Excerpts from a layout annotation set:
= = = =
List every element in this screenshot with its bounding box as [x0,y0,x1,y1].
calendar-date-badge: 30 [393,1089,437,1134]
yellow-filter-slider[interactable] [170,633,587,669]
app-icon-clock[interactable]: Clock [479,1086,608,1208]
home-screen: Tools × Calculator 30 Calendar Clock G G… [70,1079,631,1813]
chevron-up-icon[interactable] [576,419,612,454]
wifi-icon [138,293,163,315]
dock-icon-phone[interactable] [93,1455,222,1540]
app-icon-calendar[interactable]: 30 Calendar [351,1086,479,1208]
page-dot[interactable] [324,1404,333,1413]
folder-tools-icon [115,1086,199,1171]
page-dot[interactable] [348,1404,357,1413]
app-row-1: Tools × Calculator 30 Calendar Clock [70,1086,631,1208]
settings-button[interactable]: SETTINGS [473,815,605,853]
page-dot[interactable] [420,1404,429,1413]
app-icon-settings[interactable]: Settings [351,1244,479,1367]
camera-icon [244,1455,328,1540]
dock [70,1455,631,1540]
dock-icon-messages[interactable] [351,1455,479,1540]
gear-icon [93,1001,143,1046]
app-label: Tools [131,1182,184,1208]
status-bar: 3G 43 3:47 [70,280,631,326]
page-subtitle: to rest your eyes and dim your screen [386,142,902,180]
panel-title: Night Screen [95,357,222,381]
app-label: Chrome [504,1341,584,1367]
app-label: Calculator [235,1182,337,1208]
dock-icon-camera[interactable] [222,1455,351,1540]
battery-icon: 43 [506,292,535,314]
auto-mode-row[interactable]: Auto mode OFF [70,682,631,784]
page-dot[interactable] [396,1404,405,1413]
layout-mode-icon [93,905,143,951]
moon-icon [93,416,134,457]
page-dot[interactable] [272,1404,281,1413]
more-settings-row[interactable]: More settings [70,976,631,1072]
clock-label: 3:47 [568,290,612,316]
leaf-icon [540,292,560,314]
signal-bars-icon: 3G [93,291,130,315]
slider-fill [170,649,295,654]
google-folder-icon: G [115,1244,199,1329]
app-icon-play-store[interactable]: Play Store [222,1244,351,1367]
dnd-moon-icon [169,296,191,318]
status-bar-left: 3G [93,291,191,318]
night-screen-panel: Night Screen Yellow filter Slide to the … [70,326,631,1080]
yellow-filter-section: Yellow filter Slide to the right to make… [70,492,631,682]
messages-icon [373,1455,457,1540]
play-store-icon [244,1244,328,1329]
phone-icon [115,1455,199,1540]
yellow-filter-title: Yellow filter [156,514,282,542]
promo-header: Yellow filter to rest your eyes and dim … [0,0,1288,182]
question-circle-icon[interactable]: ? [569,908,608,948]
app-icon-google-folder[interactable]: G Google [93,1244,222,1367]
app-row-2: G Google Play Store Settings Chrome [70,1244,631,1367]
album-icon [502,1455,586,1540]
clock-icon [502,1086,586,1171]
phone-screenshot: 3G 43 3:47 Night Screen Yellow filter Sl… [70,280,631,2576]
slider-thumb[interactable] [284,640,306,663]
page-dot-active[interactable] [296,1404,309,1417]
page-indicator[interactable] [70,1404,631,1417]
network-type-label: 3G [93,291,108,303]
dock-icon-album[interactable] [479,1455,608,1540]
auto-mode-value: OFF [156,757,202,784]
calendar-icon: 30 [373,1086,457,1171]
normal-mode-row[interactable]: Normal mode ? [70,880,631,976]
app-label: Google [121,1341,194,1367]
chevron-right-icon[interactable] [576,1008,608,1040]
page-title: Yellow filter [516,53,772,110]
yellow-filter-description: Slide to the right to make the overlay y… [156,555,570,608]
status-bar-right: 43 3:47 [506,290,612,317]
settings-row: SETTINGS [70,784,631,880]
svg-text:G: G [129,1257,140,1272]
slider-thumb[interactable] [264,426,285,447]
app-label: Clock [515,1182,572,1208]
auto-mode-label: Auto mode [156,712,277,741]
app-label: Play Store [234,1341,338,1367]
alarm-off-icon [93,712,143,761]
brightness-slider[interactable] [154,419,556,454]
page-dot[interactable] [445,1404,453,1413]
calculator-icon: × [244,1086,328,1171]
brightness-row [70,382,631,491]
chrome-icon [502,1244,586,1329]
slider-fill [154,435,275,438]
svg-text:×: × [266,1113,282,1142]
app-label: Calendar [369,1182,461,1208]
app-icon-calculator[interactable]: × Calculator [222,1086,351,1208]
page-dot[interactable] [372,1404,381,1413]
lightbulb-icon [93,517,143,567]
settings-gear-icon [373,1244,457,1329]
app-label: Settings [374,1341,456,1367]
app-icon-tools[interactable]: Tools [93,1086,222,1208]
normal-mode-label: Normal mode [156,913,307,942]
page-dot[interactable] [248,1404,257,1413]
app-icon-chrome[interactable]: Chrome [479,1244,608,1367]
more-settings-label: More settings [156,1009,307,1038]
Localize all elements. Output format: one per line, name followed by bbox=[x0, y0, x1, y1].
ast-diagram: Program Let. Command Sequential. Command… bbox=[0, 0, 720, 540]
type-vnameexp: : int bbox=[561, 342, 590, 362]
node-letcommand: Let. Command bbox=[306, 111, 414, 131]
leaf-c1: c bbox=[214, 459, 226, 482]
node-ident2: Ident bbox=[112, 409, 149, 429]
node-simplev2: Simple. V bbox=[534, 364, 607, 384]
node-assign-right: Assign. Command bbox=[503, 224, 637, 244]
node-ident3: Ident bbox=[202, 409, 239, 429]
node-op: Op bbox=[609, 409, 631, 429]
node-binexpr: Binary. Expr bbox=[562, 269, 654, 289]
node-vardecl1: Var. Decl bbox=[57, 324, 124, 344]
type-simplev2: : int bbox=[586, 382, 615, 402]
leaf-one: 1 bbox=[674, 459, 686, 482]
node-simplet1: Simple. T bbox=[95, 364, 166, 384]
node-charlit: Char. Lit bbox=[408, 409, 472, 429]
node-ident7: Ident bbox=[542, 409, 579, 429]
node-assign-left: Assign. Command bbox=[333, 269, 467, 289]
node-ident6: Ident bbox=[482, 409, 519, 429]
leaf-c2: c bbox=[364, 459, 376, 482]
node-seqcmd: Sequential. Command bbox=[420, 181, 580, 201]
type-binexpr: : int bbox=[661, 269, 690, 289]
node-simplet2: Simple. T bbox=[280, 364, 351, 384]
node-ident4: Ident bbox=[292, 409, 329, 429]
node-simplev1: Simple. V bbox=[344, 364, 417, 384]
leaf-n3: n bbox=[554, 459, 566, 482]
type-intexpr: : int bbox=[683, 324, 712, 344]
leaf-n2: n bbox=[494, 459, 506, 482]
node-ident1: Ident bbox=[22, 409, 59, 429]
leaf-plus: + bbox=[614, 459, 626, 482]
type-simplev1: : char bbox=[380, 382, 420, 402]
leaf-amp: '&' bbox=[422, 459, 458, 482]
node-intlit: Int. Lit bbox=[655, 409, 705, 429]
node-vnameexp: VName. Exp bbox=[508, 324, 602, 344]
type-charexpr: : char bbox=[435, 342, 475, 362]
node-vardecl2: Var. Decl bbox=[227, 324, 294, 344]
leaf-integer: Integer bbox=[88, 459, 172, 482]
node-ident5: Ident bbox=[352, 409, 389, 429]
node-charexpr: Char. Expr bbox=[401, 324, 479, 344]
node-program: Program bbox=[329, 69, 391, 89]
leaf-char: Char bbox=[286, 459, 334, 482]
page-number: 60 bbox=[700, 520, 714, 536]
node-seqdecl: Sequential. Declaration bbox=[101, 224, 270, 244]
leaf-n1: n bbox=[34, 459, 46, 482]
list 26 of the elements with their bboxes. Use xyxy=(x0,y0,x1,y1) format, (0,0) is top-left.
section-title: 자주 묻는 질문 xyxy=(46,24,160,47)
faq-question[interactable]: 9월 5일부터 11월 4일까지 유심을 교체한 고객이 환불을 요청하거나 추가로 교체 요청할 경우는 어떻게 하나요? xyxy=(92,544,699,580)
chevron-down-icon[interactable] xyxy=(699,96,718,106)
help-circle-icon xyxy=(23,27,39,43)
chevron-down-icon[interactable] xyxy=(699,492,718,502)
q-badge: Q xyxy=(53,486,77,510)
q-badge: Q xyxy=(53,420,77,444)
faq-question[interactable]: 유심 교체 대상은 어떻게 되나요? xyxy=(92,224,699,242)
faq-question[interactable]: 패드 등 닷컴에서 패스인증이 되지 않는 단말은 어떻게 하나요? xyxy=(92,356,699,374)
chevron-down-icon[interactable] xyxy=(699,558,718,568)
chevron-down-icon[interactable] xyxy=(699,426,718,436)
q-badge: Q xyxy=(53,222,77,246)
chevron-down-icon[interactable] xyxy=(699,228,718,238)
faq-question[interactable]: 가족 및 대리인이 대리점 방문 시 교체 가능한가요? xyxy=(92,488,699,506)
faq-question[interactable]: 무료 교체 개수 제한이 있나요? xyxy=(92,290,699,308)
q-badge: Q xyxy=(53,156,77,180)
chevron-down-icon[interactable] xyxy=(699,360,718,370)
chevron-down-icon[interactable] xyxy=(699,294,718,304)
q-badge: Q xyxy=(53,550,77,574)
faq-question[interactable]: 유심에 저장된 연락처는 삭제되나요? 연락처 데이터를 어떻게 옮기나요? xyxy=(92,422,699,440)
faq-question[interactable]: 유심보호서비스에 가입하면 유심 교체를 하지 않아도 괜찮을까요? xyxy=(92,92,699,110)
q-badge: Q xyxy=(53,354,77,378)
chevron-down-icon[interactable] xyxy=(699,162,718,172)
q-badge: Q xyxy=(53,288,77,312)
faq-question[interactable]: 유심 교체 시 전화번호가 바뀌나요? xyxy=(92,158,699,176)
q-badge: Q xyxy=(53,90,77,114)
= = = =
> [Your instructions]: Display each line of the items above that contains the string "Program", copying the lines in full.

> [Exercise answer]:
ast-diagram: Program Let. Command Sequential. Command… bbox=[0, 0, 720, 540]
node-program: Program bbox=[329, 69, 391, 89]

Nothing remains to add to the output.